• WRITTEN REQUEST
Copy out the listing that follows, exact in every word, and skip the images.

-----

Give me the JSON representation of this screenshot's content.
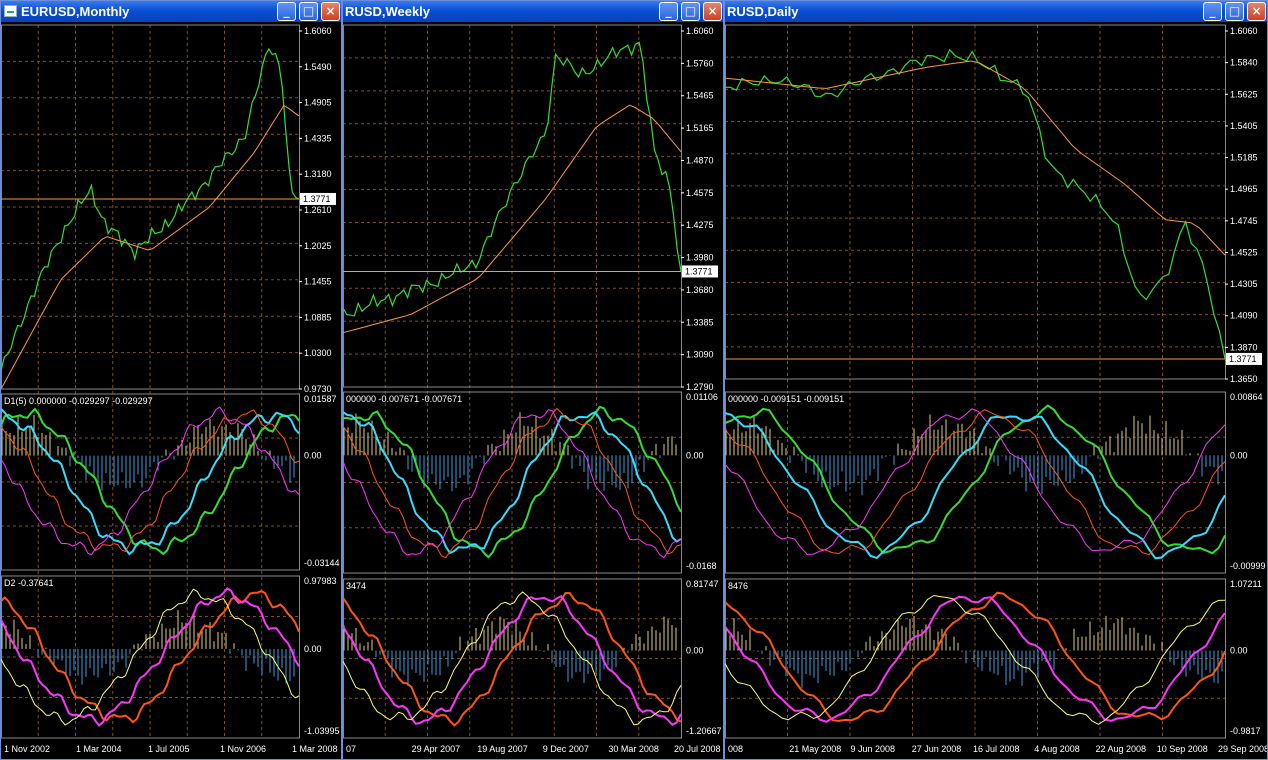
{
  "colors": {
    "background": "#000000",
    "grid": "#8a4a17",
    "axis": "#ffffff",
    "price": "#33dd33",
    "ma": "#ff9933",
    "cyan": "#33ddff",
    "orange": "#ff5511",
    "magenta": "#ff33ff",
    "yellow": "#ffff66",
    "histPos": "#e0d070",
    "histNeg": "#3aa0e0",
    "arrow": "#3a90ff"
  },
  "icons": {
    "app": "chart-window-icon",
    "minimize": "minimize-icon",
    "maximize": "maximize-icon",
    "close": "close-icon"
  },
  "buttons": {
    "minimize": "_",
    "maximize": "□",
    "close": "×"
  },
  "windows": [
    {
      "title": "EURUSD,Monthly",
      "currentPrice": "1.3771",
      "priceTicks": [
        "1.6060",
        "1.5490",
        "1.4905",
        "1.4335",
        "1.3180",
        "1.2610",
        "1.2025",
        "1.1455",
        "1.0885",
        "1.0300",
        "0.9730"
      ],
      "ind1": {
        "label": "D1(5) 0.000000 -0.029297 -0.029297",
        "ticks": [
          "0.01587",
          "0.00",
          "-0.03144"
        ]
      },
      "ind2": {
        "label": "D2 -0.37641",
        "ticks": [
          "0.97983",
          "0.00",
          "-1.03995"
        ]
      },
      "dates": [
        "1 Nov 2002",
        "1 Mar 2004",
        "1 Jul 2005",
        "1 Nov 2006",
        "1 Mar 2008"
      ]
    },
    {
      "title": "RUSD,Weekly",
      "currentPrice": "1.3771",
      "priceTicks": [
        "1.6060",
        "1.5760",
        "1.5465",
        "1.5165",
        "1.4870",
        "1.4575",
        "1.4275",
        "1.3980",
        "1.3680",
        "1.3385",
        "1.3090",
        "1.2790"
      ],
      "ind1": {
        "label": "000000 -0.007671 -0.007671",
        "ticks": [
          "0.01106",
          "0.00",
          "-0.0168"
        ]
      },
      "ind2": {
        "label": "3474",
        "ticks": [
          "0.81747",
          "0.00",
          "-1.20667"
        ]
      },
      "dates": [
        "07",
        "29 Apr 2007",
        "19 Aug 2007",
        "9 Dec 2007",
        "30 Mar 2008",
        "20 Jul 2008"
      ]
    },
    {
      "title": "RUSD,Daily",
      "currentPrice": "1.3771",
      "priceTicks": [
        "1.6060",
        "1.5840",
        "1.5625",
        "1.5405",
        "1.5185",
        "1.4965",
        "1.4745",
        "1.4525",
        "1.4305",
        "1.4090",
        "1.3870",
        "1.3650"
      ],
      "ind1": {
        "label": "000000 -0.009151 -0.009151",
        "ticks": [
          "0.00864",
          "0.00",
          "-0.00999"
        ]
      },
      "ind2": {
        "label": "8476",
        "ticks": [
          "1.07211",
          "0.00",
          "-0.9817"
        ]
      },
      "dates": [
        "008",
        "21 May 2008",
        "9 Jun 2008",
        "27 Jun 2008",
        "16 Jul 2008",
        "4 Aug 2008",
        "22 Aug 2008",
        "10 Sep 2008",
        "29 Sep 2008"
      ]
    }
  ]
}
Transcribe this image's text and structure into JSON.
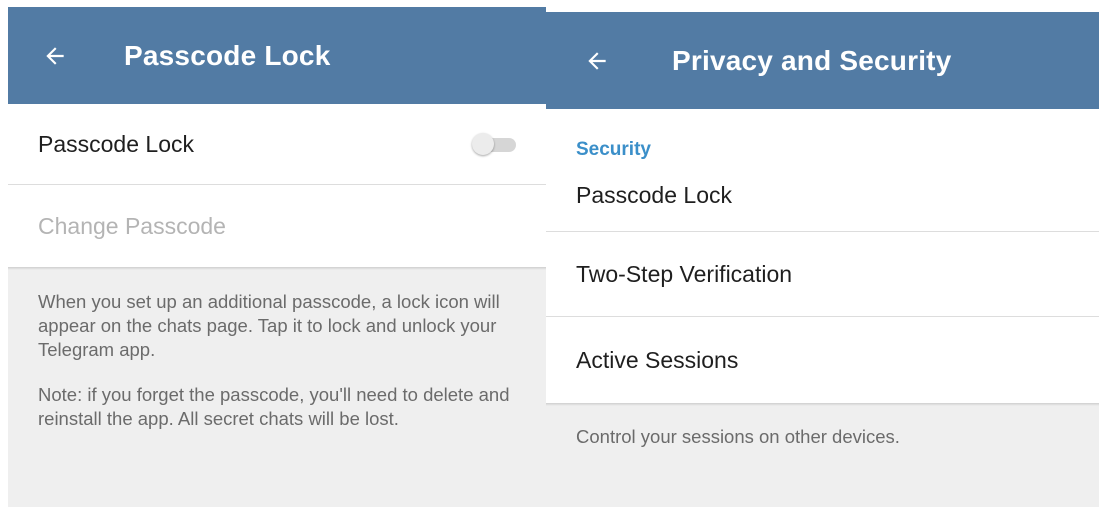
{
  "left_panel": {
    "header": {
      "back_icon": "arrow-left-icon",
      "title": "Passcode Lock"
    },
    "rows": {
      "passcode_lock_label": "Passcode Lock",
      "passcode_lock_enabled": false,
      "change_passcode_label": "Change Passcode"
    },
    "info": {
      "paragraph1": "When you set up an additional passcode, a lock icon will appear on the chats page. Tap it to lock and unlock your Telegram app.",
      "paragraph2": "Note: if you forget the passcode, you'll need to delete and reinstall the app. All secret chats will be lost."
    }
  },
  "right_panel": {
    "header": {
      "back_icon": "arrow-left-icon",
      "title": "Privacy and Security"
    },
    "section_label": "Security",
    "items": [
      {
        "label": "Passcode Lock"
      },
      {
        "label": "Two-Step Verification"
      },
      {
        "label": "Active Sessions"
      }
    ],
    "footer": "Control your sessions on other devices."
  },
  "colors": {
    "header": "#527ba4",
    "accent": "#3b8fc9",
    "background": "#efefef"
  }
}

-----

• OUTPUT FOR THIS TASK
Give me the JSON representation of this screenshot's content.
{
  "colors": {
    "background": "#000000",
    "grid": "#8a4a17",
    "axis": "#ffffff",
    "price": "#33dd33",
    "ma": "#ff9933",
    "cyan": "#33ddff",
    "orange": "#ff5511",
    "magenta": "#ff33ff",
    "yellow": "#ffff66",
    "histPos": "#e0d070",
    "histNeg": "#3aa0e0",
    "arrow": "#3a90ff"
  },
  "icons": {
    "app": "chart-window-icon",
    "minimize": "minimize-icon",
    "maximize": "maximize-icon",
    "close": "close-icon"
  },
  "buttons": {
    "minimize": "_",
    "maximize": "□",
    "close": "×"
  },
  "windows": [
    {
      "title": "EURUSD,Monthly",
      "currentPrice": "1.3771",
      "priceTicks": [
        "1.6060",
        "1.5490",
        "1.4905",
        "1.4335",
        "1.3180",
        "1.2610",
        "1.2025",
        "1.1455",
        "1.0885",
        "1.0300",
        "0.9730"
      ],
      "ind1": {
        "label": "D1(5) 0.000000 -0.029297 -0.029297",
        "ticks": [
          "0.01587",
          "0.00",
          "-0.03144"
        ]
      },
      "ind2": {
        "label": "D2 -0.37641",
        "ticks": [
          "0.97983",
          "0.00",
          "-1.03995"
        ]
      },
      "dates": [
        "1 Nov 2002",
        "1 Mar 2004",
        "1 Jul 2005",
        "1 Nov 2006",
        "1 Mar 2008"
      ]
    },
    {
      "title": "RUSD,Weekly",
      "currentPrice": "1.3771",
      "priceTicks": [
        "1.6060",
        "1.5760",
        "1.5465",
        "1.5165",
        "1.4870",
        "1.4575",
        "1.4275",
        "1.3980",
        "1.3680",
        "1.3385",
        "1.3090",
        "1.2790"
      ],
      "ind1": {
        "label": "000000 -0.007671 -0.007671",
        "ticks": [
          "0.01106",
          "0.00",
          "-0.0168"
        ]
      },
      "ind2": {
        "label": "3474",
        "ticks": [
          "0.81747",
          "0.00",
          "-1.20667"
        ]
      },
      "dates": [
        "07",
        "29 Apr 2007",
        "19 Aug 2007",
        "9 Dec 2007",
        "30 Mar 2008",
        "20 Jul 2008"
      ]
    },
    {
      "title": "RUSD,Daily",
      "currentPrice": "1.3771",
      "priceTicks": [
        "1.6060",
        "1.5840",
        "1.5625",
        "1.5405",
        "1.5185",
        "1.4965",
        "1.4745",
        "1.4525",
        "1.4305",
        "1.4090",
        "1.3870",
        "1.3650"
      ],
      "ind1": {
        "label": "000000 -0.009151 -0.009151",
        "ticks": [
          "0.00864",
          "0.00",
          "-0.00999"
        ]
      },
      "ind2": {
        "label": "8476",
        "ticks": [
          "1.07211",
          "0.00",
          "-0.9817"
        ]
      },
      "dates": [
        "008",
        "21 May 2008",
        "9 Jun 2008",
        "27 Jun 2008",
        "16 Jul 2008",
        "4 Aug 2008",
        "22 Aug 2008",
        "10 Sep 2008",
        "29 Sep 2008"
      ]
    }
  ]
}
Transcribe this image's text and structure into JSON.
{
  "left_panel": {
    "header": {
      "back_icon": "arrow-left-icon",
      "title": "Passcode Lock"
    },
    "rows": {
      "passcode_lock_label": "Passcode Lock",
      "passcode_lock_enabled": false,
      "change_passcode_label": "Change Passcode"
    },
    "info": {
      "paragraph1": "When you set up an additional passcode, a lock icon will appear on the chats page. Tap it to lock and unlock your Telegram app.",
      "paragraph2": "Note: if you forget the passcode, you'll need to delete and reinstall the app. All secret chats will be lost."
    }
  },
  "right_panel": {
    "header": {
      "back_icon": "arrow-left-icon",
      "title": "Privacy and Security"
    },
    "section_label": "Security",
    "items": [
      {
        "label": "Passcode Lock"
      },
      {
        "label": "Two-Step Verification"
      },
      {
        "label": "Active Sessions"
      }
    ],
    "footer": "Control your sessions on other devices."
  },
  "colors": {
    "header": "#527ba4",
    "accent": "#3b8fc9",
    "background": "#efefef"
  }
}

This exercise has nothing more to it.